─── Raw records ───
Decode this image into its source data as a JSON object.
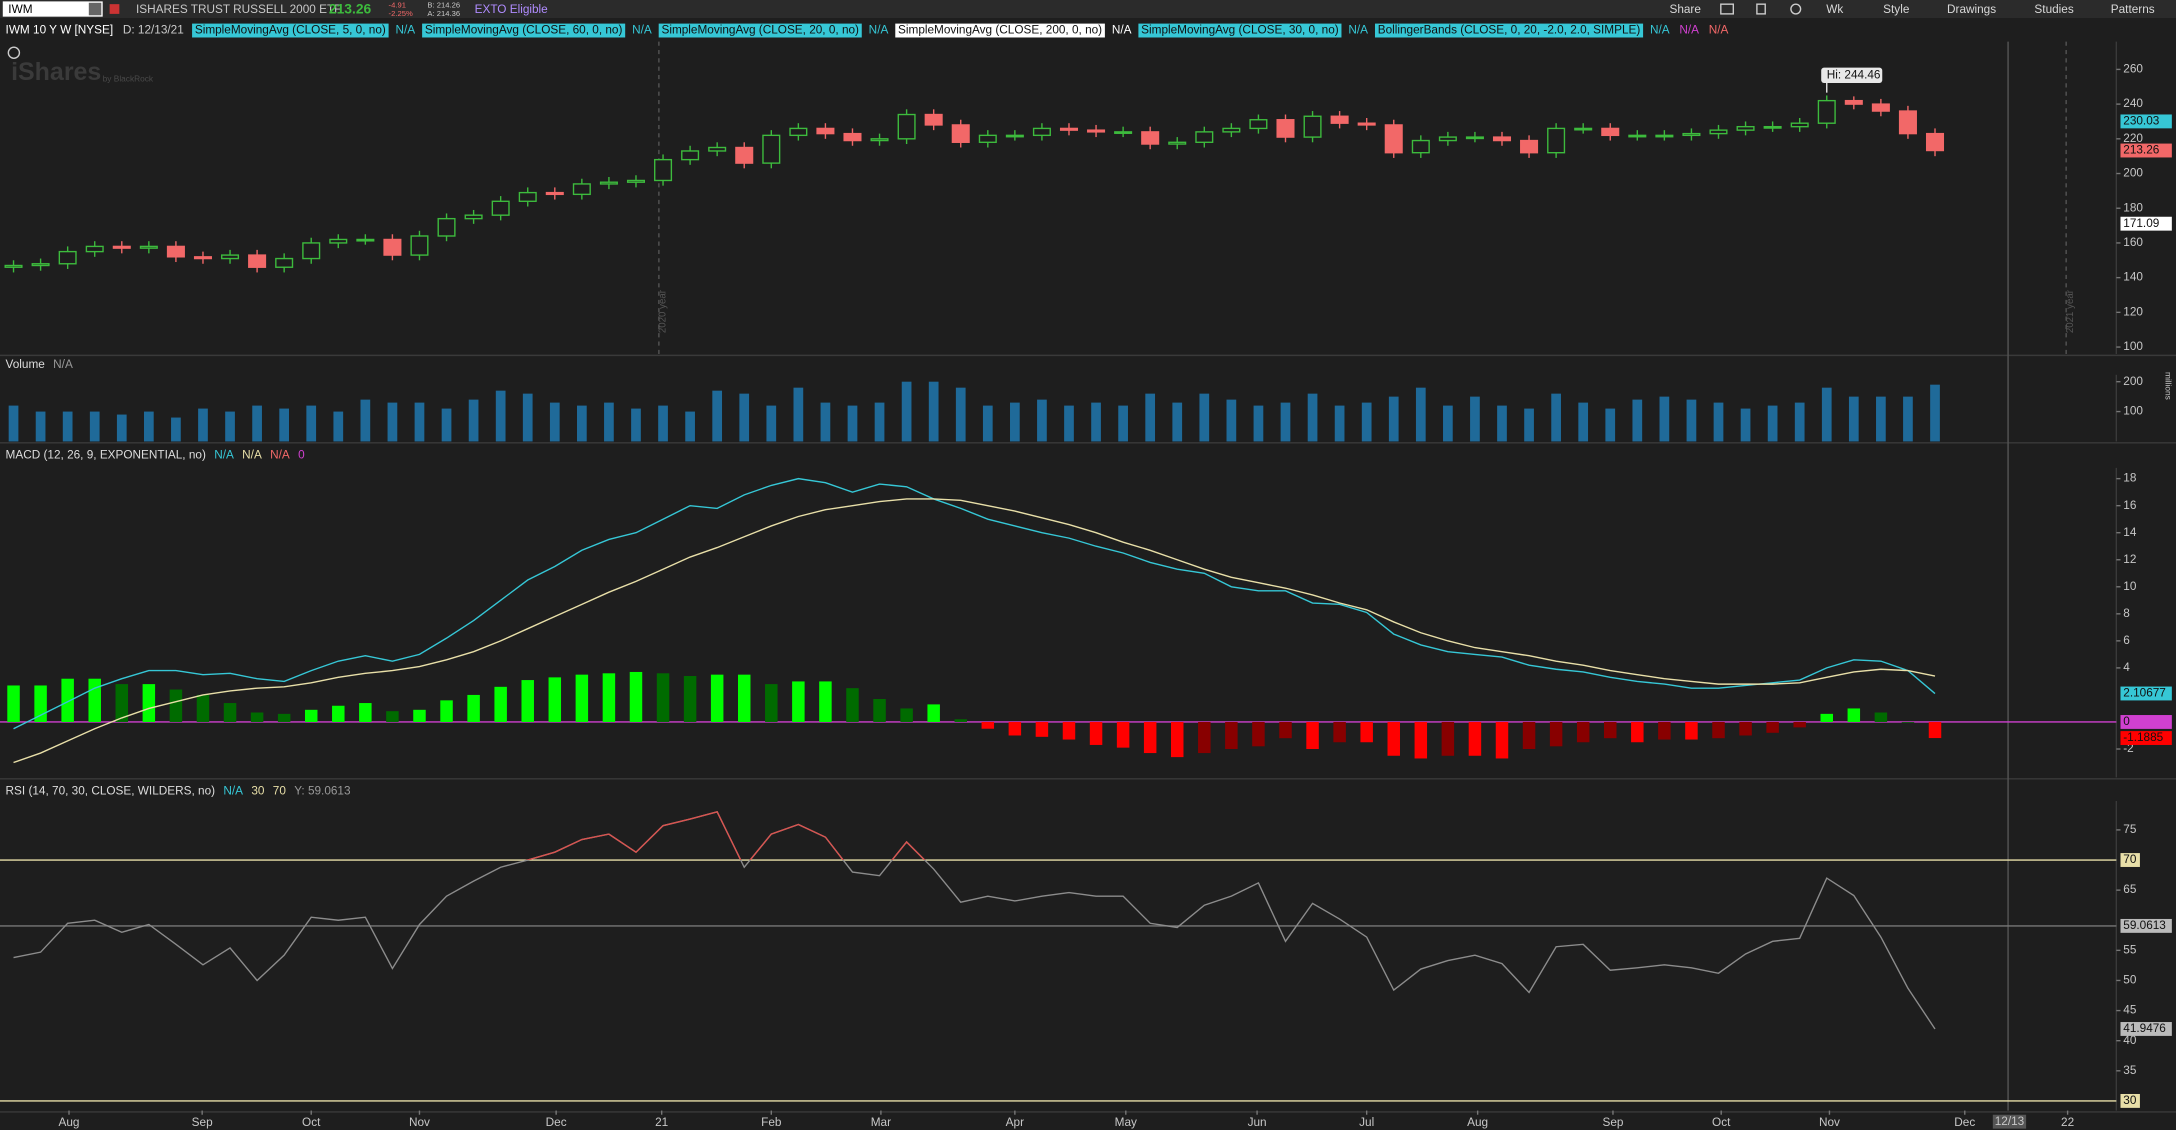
{
  "toolbar": {
    "symbol": "IWM",
    "name": "ISHARES TRUST RUSSELL 2000 ETF",
    "last": "213.26",
    "change": "-4.91",
    "change_pct": "-2.25%",
    "bid": "B: 214.26",
    "ask": "A: 214.36",
    "badge": "EXTO Eligible",
    "buttons": [
      "Share",
      "Wk",
      "Style",
      "Drawings",
      "Studies",
      "Patterns"
    ]
  },
  "header": {
    "title": "IWM 10 Y W [NYSE]",
    "date": "D: 12/13/21",
    "studies": [
      {
        "label": "SimpleMovingAvg (CLOSE, 5, 0, no)",
        "color": "#36c7d6",
        "tags": [
          "N/A"
        ]
      },
      {
        "label": "SimpleMovingAvg (CLOSE, 60, 0, no)",
        "color": "#36c7d6",
        "tags": [
          "N/A"
        ]
      },
      {
        "label": "SimpleMovingAvg (CLOSE, 20, 0, no)",
        "color": "#36c7d6",
        "tags": [
          "N/A"
        ]
      },
      {
        "label": "SimpleMovingAvg (CLOSE, 200, 0, no)",
        "color": "#ffffff",
        "tags": [
          "N/A"
        ]
      },
      {
        "label": "SimpleMovingAvg (CLOSE, 30, 0, no)",
        "color": "#36c7d6",
        "tags": [
          "N/A"
        ]
      },
      {
        "label": "BollingerBands (CLOSE, 0, 20, -2.0, 2.0, SIMPLE)",
        "color": "#36c7d6",
        "tags": [
          "N/A",
          "N/A",
          "N/A"
        ]
      }
    ]
  },
  "watermark": "iShares",
  "watermark_sub": "by BlackRock",
  "year_labels": [
    "2020 year",
    "2021 year"
  ],
  "x_axis": {
    "xlim": [
      -0.5,
      77.7
    ],
    "xticks": [
      {
        "value": 2.05,
        "label": "Aug"
      },
      {
        "value": 6.97,
        "label": "Sep"
      },
      {
        "value": 11.0,
        "label": "Oct"
      },
      {
        "value": 15.0,
        "label": "Nov"
      },
      {
        "value": 20.05,
        "label": "Dec"
      },
      {
        "value": 23.95,
        "label": "21"
      },
      {
        "value": 28.0,
        "label": "Feb"
      },
      {
        "value": 32.05,
        "label": "Mar"
      },
      {
        "value": 37.0,
        "label": "Apr"
      },
      {
        "value": 41.1,
        "label": "May"
      },
      {
        "value": 45.95,
        "label": "Jun"
      },
      {
        "value": 50.0,
        "label": "Jul"
      },
      {
        "value": 54.1,
        "label": "Aug"
      },
      {
        "value": 59.1,
        "label": "Sep"
      },
      {
        "value": 63.1,
        "label": "Oct"
      },
      {
        "value": 67.1,
        "label": "Nov"
      },
      {
        "value": 72.1,
        "label": "Dec"
      },
      {
        "value": 75.9,
        "label": "22"
      }
    ],
    "cursor": {
      "value": 73.7,
      "label": "12/13"
    }
  },
  "chart_data": [
    {
      "type": "candlestick",
      "up_color": "#3dbb3d",
      "down_color": "#f26868",
      "open": [
        146,
        147,
        148,
        155,
        158,
        157,
        158,
        152,
        151,
        153,
        146,
        151,
        160,
        162,
        162,
        153,
        164,
        174,
        176,
        184,
        189,
        188,
        194,
        195,
        196,
        208,
        213,
        215,
        206,
        222,
        226,
        223,
        219,
        220,
        234,
        228,
        218,
        222,
        222,
        226,
        225,
        224,
        224,
        217,
        218,
        224,
        226,
        231,
        221,
        233,
        229,
        228,
        212,
        219,
        221,
        221,
        219,
        212,
        226,
        226,
        222,
        222,
        222,
        223,
        225,
        227,
        227,
        229,
        242,
        240,
        236,
        223
      ],
      "high": [
        150,
        151,
        158,
        161,
        161,
        161,
        161,
        155,
        156,
        156,
        154,
        163,
        165,
        165,
        165,
        167,
        177,
        179,
        187,
        192,
        192,
        197,
        198,
        199,
        211,
        216,
        218,
        218,
        225,
        229,
        229,
        226,
        223,
        237,
        237,
        231,
        225,
        225,
        229,
        229,
        228,
        227,
        227,
        221,
        227,
        229,
        234,
        234,
        236,
        236,
        232,
        231,
        222,
        224,
        224,
        224,
        222,
        229,
        229,
        229,
        225,
        225,
        226,
        228,
        230,
        230,
        232,
        245,
        244.46,
        243,
        239,
        226
      ],
      "low": [
        143,
        144,
        145,
        152,
        154,
        154,
        149,
        148,
        148,
        143,
        143,
        148,
        157,
        159,
        150,
        150,
        161,
        171,
        173,
        181,
        185,
        185,
        191,
        192,
        193,
        205,
        210,
        203,
        203,
        219,
        220,
        216,
        216,
        217,
        225,
        215,
        215,
        219,
        219,
        222,
        221,
        221,
        214,
        214,
        215,
        221,
        223,
        218,
        218,
        226,
        225,
        209,
        209,
        216,
        218,
        216,
        209,
        209,
        223,
        219,
        219,
        219,
        219,
        220,
        222,
        224,
        224,
        226,
        237,
        233,
        220,
        210
      ],
      "close": [
        147,
        148,
        155,
        158,
        157,
        158,
        152,
        151,
        153,
        146,
        151,
        160,
        162,
        162,
        153,
        164,
        174,
        176,
        184,
        189,
        188,
        194,
        195,
        196,
        208,
        213,
        215,
        206,
        222,
        226,
        223,
        219,
        220,
        234,
        228,
        218,
        222,
        222,
        226,
        225,
        224,
        224,
        217,
        218,
        224,
        226,
        231,
        221,
        233,
        229,
        228,
        212,
        219,
        221,
        221,
        219,
        212,
        226,
        226,
        222,
        222,
        222,
        223,
        225,
        227,
        227,
        229,
        242,
        240,
        236,
        223,
        213.26
      ],
      "ylim": [
        96,
        276
      ],
      "yticks": [
        100,
        120,
        140,
        160,
        180,
        200,
        220,
        240,
        260
      ],
      "annotation": "Hi: 244.46",
      "value_tags": [
        {
          "value": 230.03,
          "label": "230.03",
          "color": "#36c7d6"
        },
        {
          "value": 213.26,
          "label": "213.26",
          "color": "#f26868"
        },
        {
          "value": 171.09,
          "label": "171.09",
          "color": "#ffffff"
        }
      ]
    },
    {
      "type": "bar",
      "title": "Volume",
      "tags": [
        "N/A"
      ],
      "unit": "millions",
      "color": "#1f6a99",
      "values": [
        120,
        100,
        100,
        100,
        90,
        100,
        80,
        110,
        100,
        120,
        110,
        120,
        100,
        140,
        130,
        130,
        110,
        140,
        170,
        160,
        130,
        120,
        130,
        110,
        120,
        100,
        170,
        160,
        120,
        180,
        130,
        120,
        130,
        200,
        200,
        180,
        120,
        130,
        140,
        120,
        130,
        120,
        160,
        130,
        160,
        140,
        120,
        130,
        160,
        120,
        130,
        150,
        180,
        120,
        150,
        120,
        110,
        160,
        130,
        110,
        140,
        150,
        140,
        130,
        110,
        120,
        130,
        180,
        150,
        150,
        150,
        190
      ],
      "ylim": [
        0,
        223
      ],
      "yticks": [
        100,
        200
      ]
    },
    {
      "type": "macd",
      "title": "MACD (12, 26, 9, EXPONENTIAL, no)",
      "tags": [
        {
          "label": "N/A",
          "color": "#36c7d6"
        },
        {
          "label": "N/A",
          "color": "#e8dfa8"
        },
        {
          "label": "N/A",
          "color": "#f26868"
        },
        {
          "label": "0",
          "color": "#d040d0"
        }
      ],
      "series": [
        {
          "color": "#36c7d6",
          "values": [
            -0.5,
            0.5,
            1.5,
            2.5,
            3.2,
            3.8,
            3.8,
            3.5,
            3.6,
            3.2,
            3.0,
            3.8,
            4.5,
            4.9,
            4.5,
            5.0,
            6.2,
            7.5,
            9.0,
            10.5,
            11.5,
            12.7,
            13.5,
            14.0,
            15.0,
            16.0,
            15.8,
            16.8,
            17.5,
            18.0,
            17.7,
            17.0,
            17.6,
            17.4,
            16.5,
            15.8,
            15.0,
            14.5,
            14.0,
            13.6,
            13.0,
            12.5,
            11.8,
            11.3,
            11.0,
            10.0,
            9.7,
            9.7,
            8.8,
            8.7,
            8.1,
            6.5,
            5.7,
            5.2,
            5.0,
            4.8,
            4.2,
            3.9,
            3.7,
            3.3,
            3.0,
            2.8,
            2.5,
            2.5,
            2.7,
            2.9,
            3.1,
            4.0,
            4.6,
            4.5,
            3.8,
            2.1
          ]
        },
        {
          "color": "#e8dfa8",
          "values": [
            -3,
            -2.3,
            -1.4,
            -0.5,
            0.3,
            1.0,
            1.5,
            2.0,
            2.3,
            2.5,
            2.6,
            2.9,
            3.3,
            3.6,
            3.8,
            4.1,
            4.6,
            5.2,
            6.0,
            6.9,
            7.8,
            8.7,
            9.6,
            10.4,
            11.3,
            12.2,
            12.9,
            13.7,
            14.5,
            15.2,
            15.7,
            16.0,
            16.3,
            16.5,
            16.5,
            16.4,
            16.0,
            15.6,
            15.1,
            14.6,
            14.0,
            13.3,
            12.7,
            12.0,
            11.3,
            10.7,
            10.3,
            9.9,
            9.4,
            8.8,
            8.3,
            7.4,
            6.6,
            6.0,
            5.5,
            5.2,
            4.9,
            4.5,
            4.2,
            3.8,
            3.5,
            3.2,
            3.0,
            2.8,
            2.8,
            2.8,
            2.9,
            3.3,
            3.7,
            3.9,
            3.8,
            3.4
          ]
        }
      ],
      "histogram": [
        2.7,
        2.7,
        3.2,
        3.2,
        2.8,
        2.8,
        2.4,
        2.0,
        1.4,
        0.7,
        0.6,
        0.9,
        1.2,
        1.4,
        0.8,
        0.9,
        1.6,
        2.0,
        2.6,
        3.1,
        3.3,
        3.5,
        3.6,
        3.7,
        3.6,
        3.4,
        3.5,
        3.5,
        2.8,
        3.0,
        3.0,
        2.5,
        1.7,
        1.0,
        1.3,
        0.2,
        -0.5,
        -1.0,
        -1.1,
        -1.3,
        -1.7,
        -1.9,
        -2.3,
        -2.6,
        -2.3,
        -2.0,
        -1.8,
        -1.2,
        -2.0,
        -1.5,
        -1.5,
        -2.5,
        -2.7,
        -2.5,
        -2.5,
        -2.7,
        -2.0,
        -1.8,
        -1.5,
        -1.2,
        -1.5,
        -1.3,
        -1.3,
        -1.2,
        -1.0,
        -0.8,
        -0.4,
        0.6,
        1.0,
        0.7,
        0,
        -1.19
      ],
      "hist_colors": [
        "#00ff00",
        "#006b00",
        "#ff0000",
        "#880000"
      ],
      "zero_color": "#d040d0",
      "ylim": [
        -4.1,
        18.8
      ],
      "yticks": [
        -2,
        4,
        6,
        8,
        10,
        12,
        14,
        16,
        18
      ],
      "value_tags": [
        {
          "value": 2.10677,
          "label": "2.10677",
          "color": "#36c7d6"
        },
        {
          "value": 0,
          "label": "0",
          "color": "#d040d0"
        },
        {
          "value": -1.1885,
          "label": "-1.1885",
          "color": "#ff0000"
        }
      ]
    },
    {
      "type": "line",
      "title": "RSI (14, 70, 30, CLOSE, WILDERS, no)",
      "tags": [
        "N/A"
      ],
      "y_tag": "Y: 59.0613",
      "color": "#8c8c8c",
      "overbought_color": "#d9534f",
      "level_color": "#e8dfa8",
      "values": [
        53.8,
        54.7,
        59.5,
        60,
        58,
        59.3,
        56,
        52.6,
        55.4,
        50,
        54.2,
        60.5,
        60,
        60.5,
        52,
        59.3,
        64,
        66.5,
        68.8,
        70,
        71.3,
        73.4,
        74.3,
        71.3,
        75.7,
        76.8,
        78,
        68.8,
        74.3,
        75.9,
        73.8,
        68,
        67.4,
        73,
        68.5,
        63,
        64,
        63.2,
        64,
        64.6,
        64,
        64,
        59.5,
        58.8,
        62.5,
        64,
        66.2,
        56.5,
        62.8,
        60.2,
        57.2,
        48.4,
        51.9,
        53.3,
        54.2,
        52.8,
        48,
        55.6,
        56,
        51.7,
        52.1,
        52.6,
        52.1,
        51.2,
        54.4,
        56.5,
        57,
        67,
        64.1,
        57.2,
        48.7,
        41.95
      ],
      "levels": [
        30,
        70
      ],
      "ylim": [
        28.4,
        79.8
      ],
      "yticks": [
        35,
        40,
        45,
        50,
        55,
        65,
        75
      ],
      "value_tags": [
        {
          "value": 59.0613,
          "label": "59.0613",
          "color": "#bbbbbb"
        },
        {
          "value": 41.9476,
          "label": "41.9476",
          "color": "#bbbbbb"
        }
      ]
    }
  ]
}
───
> **Goal**
Where a line contains the string "SimpleMovingAvg", extract that line.

> **Response**
        "label": "SimpleMovingAvg (CLOSE, 5, 0, no)",
        "label": "SimpleMovingAvg (CLOSE, 60, 0, no)",
        "label": "SimpleMovingAvg (CLOSE, 20, 0, no)",
        "label": "SimpleMovingAvg (CLOSE, 200, 0, no)",
        "label": "SimpleMovingAvg (CLOSE, 30, 0, no)",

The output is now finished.